## Source data
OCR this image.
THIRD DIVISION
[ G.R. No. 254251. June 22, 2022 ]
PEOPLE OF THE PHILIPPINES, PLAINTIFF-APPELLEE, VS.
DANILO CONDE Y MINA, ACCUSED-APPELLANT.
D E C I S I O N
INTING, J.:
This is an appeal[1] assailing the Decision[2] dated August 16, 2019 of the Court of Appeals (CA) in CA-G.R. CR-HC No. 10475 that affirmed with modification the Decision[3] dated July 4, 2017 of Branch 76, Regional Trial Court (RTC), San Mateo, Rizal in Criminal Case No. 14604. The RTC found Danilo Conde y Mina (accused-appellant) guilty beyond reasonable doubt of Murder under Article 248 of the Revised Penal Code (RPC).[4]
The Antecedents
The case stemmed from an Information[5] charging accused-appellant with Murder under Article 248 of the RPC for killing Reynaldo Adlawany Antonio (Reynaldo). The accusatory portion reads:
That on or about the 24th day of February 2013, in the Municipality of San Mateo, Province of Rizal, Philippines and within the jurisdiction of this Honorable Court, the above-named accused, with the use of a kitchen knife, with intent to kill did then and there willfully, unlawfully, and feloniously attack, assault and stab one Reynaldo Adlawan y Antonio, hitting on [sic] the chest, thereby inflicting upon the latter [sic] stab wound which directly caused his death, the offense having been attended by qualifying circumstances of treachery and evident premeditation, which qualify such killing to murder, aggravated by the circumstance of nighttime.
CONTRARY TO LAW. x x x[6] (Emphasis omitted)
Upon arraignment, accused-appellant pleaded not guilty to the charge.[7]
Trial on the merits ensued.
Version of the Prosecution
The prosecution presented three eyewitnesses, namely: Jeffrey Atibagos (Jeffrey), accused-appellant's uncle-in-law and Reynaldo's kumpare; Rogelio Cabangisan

## Challenge
Identify the lines in the entries that hold "Antonio" and return each one.

## Solution to this exercise
The case stemmed from an Information[5] charging accused-appellant with Murder under Article 248 of the RPC for killing Reynaldo Adlawany Antonio (Reynaldo). The accusatory portion reads:
That on or about the 24th day of February 2013, in the Municipality of San Mateo, Province of Rizal, Philippines and within the jurisdiction of this Honorable Court, the above-named accused, with the use of a kitchen knife, with intent to kill did then and there willfully, unlawfully, and feloniously attack, assault and stab one Reynaldo Adlawan y Antonio, hitting on [sic] the chest, thereby inflicting upon the latter [sic] stab wound which directly caused his death, the offense having been attended by qualifying circumstances of treachery and evident premeditation, which qualify such killing to murder, aggravated by the circumstance of nighttime.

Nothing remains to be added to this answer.